# [Information supplied]
═══

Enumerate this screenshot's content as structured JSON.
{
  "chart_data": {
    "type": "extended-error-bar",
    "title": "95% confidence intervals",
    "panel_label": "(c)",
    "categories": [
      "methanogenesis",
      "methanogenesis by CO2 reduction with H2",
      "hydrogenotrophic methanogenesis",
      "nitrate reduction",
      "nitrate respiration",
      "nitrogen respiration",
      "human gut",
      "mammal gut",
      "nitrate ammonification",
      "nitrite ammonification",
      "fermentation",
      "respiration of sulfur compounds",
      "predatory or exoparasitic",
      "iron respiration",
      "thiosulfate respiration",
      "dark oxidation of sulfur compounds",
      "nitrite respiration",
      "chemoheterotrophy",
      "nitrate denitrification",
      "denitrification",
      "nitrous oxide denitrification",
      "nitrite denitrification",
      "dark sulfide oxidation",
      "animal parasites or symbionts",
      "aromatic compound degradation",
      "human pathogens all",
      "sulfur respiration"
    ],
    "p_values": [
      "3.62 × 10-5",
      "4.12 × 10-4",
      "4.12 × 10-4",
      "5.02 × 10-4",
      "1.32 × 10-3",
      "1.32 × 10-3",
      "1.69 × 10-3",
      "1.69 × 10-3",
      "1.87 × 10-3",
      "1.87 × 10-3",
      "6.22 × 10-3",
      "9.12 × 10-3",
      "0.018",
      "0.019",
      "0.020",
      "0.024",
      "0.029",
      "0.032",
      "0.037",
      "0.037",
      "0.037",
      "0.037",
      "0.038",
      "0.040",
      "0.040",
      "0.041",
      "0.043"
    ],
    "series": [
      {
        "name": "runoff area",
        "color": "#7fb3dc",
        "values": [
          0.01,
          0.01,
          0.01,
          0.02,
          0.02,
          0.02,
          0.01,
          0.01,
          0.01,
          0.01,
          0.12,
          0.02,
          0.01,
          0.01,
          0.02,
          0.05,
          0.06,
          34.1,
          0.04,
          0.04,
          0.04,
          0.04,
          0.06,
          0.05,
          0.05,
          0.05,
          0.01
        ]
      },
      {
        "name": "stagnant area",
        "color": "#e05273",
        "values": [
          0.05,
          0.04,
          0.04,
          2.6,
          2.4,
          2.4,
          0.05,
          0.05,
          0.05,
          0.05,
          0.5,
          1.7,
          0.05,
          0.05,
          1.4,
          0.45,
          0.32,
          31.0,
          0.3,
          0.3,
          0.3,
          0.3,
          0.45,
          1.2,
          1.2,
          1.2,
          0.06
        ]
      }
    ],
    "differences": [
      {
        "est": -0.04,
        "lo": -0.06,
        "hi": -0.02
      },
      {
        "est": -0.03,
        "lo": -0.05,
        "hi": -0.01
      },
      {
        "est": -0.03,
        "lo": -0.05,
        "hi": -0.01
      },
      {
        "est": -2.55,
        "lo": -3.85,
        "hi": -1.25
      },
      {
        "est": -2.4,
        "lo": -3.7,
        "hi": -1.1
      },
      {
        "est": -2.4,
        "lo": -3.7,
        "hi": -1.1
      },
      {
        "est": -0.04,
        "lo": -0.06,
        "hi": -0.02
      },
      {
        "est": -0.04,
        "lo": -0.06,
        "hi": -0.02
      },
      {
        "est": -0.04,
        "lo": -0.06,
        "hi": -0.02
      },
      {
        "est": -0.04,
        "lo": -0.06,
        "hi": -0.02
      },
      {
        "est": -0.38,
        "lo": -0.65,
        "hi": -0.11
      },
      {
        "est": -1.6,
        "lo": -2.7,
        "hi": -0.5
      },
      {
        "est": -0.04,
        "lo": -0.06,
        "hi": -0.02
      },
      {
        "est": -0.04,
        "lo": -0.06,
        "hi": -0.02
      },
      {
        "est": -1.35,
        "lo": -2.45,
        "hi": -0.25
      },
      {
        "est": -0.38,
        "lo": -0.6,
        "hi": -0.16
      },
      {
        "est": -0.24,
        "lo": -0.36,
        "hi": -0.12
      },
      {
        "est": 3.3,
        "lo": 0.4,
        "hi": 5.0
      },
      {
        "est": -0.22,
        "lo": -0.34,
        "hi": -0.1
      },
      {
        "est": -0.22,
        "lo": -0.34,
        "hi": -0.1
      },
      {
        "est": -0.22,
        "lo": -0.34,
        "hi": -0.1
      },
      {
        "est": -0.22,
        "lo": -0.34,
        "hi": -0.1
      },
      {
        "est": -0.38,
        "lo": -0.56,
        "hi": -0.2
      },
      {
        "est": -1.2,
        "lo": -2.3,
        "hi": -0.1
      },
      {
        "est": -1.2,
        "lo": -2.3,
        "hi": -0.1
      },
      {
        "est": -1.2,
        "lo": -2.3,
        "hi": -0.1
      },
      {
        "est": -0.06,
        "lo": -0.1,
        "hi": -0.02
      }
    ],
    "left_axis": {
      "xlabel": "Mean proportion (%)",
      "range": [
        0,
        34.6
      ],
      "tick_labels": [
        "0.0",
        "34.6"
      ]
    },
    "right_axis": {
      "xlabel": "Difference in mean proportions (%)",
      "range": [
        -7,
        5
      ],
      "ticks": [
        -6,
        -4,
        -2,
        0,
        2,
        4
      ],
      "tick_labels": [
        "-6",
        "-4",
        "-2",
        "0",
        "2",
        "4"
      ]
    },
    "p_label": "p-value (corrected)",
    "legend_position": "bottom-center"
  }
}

═══

# [Work required]
From top to bottom, please output the material exactly.

# [Exercise solution]
Enumerate this screenshot's content as structured JSON.
{
  "chart_data": {
    "type": "extended-error-bar",
    "title": "95% confidence intervals",
    "panel_label": "(c)",
    "categories": [
      "methanogenesis",
      "methanogenesis by CO2 reduction with H2",
      "hydrogenotrophic methanogenesis",
      "nitrate reduction",
      "nitrate respiration",
      "nitrogen respiration",
      "human gut",
      "mammal gut",
      "nitrate ammonification",
      "nitrite ammonification",
      "fermentation",
      "respiration of sulfur compounds",
      "predatory or exoparasitic",
      "iron respiration",
      "thiosulfate respiration",
      "dark oxidation of sulfur compounds",
      "nitrite respiration",
      "chemoheterotrophy",
      "nitrate denitrification",
      "denitrification",
      "nitrous oxide denitrification",
      "nitrite denitrification",
      "dark sulfide oxidation",
      "animal parasites or symbionts",
      "aromatic compound degradation",
      "human pathogens all",
      "sulfur respiration"
    ],
    "p_values": [
      "3.62 × 10-5",
      "4.12 × 10-4",
      "4.12 × 10-4",
      "5.02 × 10-4",
      "1.32 × 10-3",
      "1.32 × 10-3",
      "1.69 × 10-3",
      "1.69 × 10-3",
      "1.87 × 10-3",
      "1.87 × 10-3",
      "6.22 × 10-3",
      "9.12 × 10-3",
      "0.018",
      "0.019",
      "0.020",
      "0.024",
      "0.029",
      "0.032",
      "0.037",
      "0.037",
      "0.037",
      "0.037",
      "0.038",
      "0.040",
      "0.040",
      "0.041",
      "0.043"
    ],
    "series": [
      {
        "name": "runoff area",
        "color": "#7fb3dc",
        "values": [
          0.01,
          0.01,
          0.01,
          0.02,
          0.02,
          0.02,
          0.01,
          0.01,
          0.01,
          0.01,
          0.12,
          0.02,
          0.01,
          0.01,
          0.02,
          0.05,
          0.06,
          34.1,
          0.04,
          0.04,
          0.04,
          0.04,
          0.06,
          0.05,
          0.05,
          0.05,
          0.01
        ]
      },
      {
        "name": "stagnant area",
        "color": "#e05273",
        "values": [
          0.05,
          0.04,
          0.04,
          2.6,
          2.4,
          2.4,
          0.05,
          0.05,
          0.05,
          0.05,
          0.5,
          1.7,
          0.05,
          0.05,
          1.4,
          0.45,
          0.32,
          31.0,
          0.3,
          0.3,
          0.3,
          0.3,
          0.45,
          1.2,
          1.2,
          1.2,
          0.06
        ]
      }
    ],
    "differences": [
      {
        "est": -0.04,
        "lo": -0.06,
        "hi": -0.02
      },
      {
        "est": -0.03,
        "lo": -0.05,
        "hi": -0.01
      },
      {
        "est": -0.03,
        "lo": -0.05,
        "hi": -0.01
      },
      {
        "est": -2.55,
        "lo": -3.85,
        "hi": -1.25
      },
      {
        "est": -2.4,
        "lo": -3.7,
        "hi": -1.1
      },
      {
        "est": -2.4,
        "lo": -3.7,
        "hi": -1.1
      },
      {
        "est": -0.04,
        "lo": -0.06,
        "hi": -0.02
      },
      {
        "est": -0.04,
        "lo": -0.06,
        "hi": -0.02
      },
      {
        "est": -0.04,
        "lo": -0.06,
        "hi": -0.02
      },
      {
        "est": -0.04,
        "lo": -0.06,
        "hi": -0.02
      },
      {
        "est": -0.38,
        "lo": -0.65,
        "hi": -0.11
      },
      {
        "est": -1.6,
        "lo": -2.7,
        "hi": -0.5
      },
      {
        "est": -0.04,
        "lo": -0.06,
        "hi": -0.02
      },
      {
        "est": -0.04,
        "lo": -0.06,
        "hi": -0.02
      },
      {
        "est": -1.35,
        "lo": -2.45,
        "hi": -0.25
      },
      {
        "est": -0.38,
        "lo": -0.6,
        "hi": -0.16
      },
      {
        "est": -0.24,
        "lo": -0.36,
        "hi": -0.12
      },
      {
        "est": 3.3,
        "lo": 0.4,
        "hi": 5.0
      },
      {
        "est": -0.22,
        "lo": -0.34,
        "hi": -0.1
      },
      {
        "est": -0.22,
        "lo": -0.34,
        "hi": -0.1
      },
      {
        "est": -0.22,
        "lo": -0.34,
        "hi": -0.1
      },
      {
        "est": -0.22,
        "lo": -0.34,
        "hi": -0.1
      },
      {
        "est": -0.38,
        "lo": -0.56,
        "hi": -0.2
      },
      {
        "est": -1.2,
        "lo": -2.3,
        "hi": -0.1
      },
      {
        "est": -1.2,
        "lo": -2.3,
        "hi": -0.1
      },
      {
        "est": -1.2,
        "lo": -2.3,
        "hi": -0.1
      },
      {
        "est": -0.06,
        "lo": -0.1,
        "hi": -0.02
      }
    ],
    "left_axis": {
      "xlabel": "Mean proportion (%)",
      "range": [
        0,
        34.6
      ],
      "tick_labels": [
        "0.0",
        "34.6"
      ]
    },
    "right_axis": {
      "xlabel": "Difference in mean proportions (%)",
      "range": [
        -7,
        5
      ],
      "ticks": [
        -6,
        -4,
        -2,
        0,
        2,
        4
      ],
      "tick_labels": [
        "-6",
        "-4",
        "-2",
        "0",
        "2",
        "4"
      ]
    },
    "p_label": "p-value (corrected)",
    "legend_position": "bottom-center"
  }
}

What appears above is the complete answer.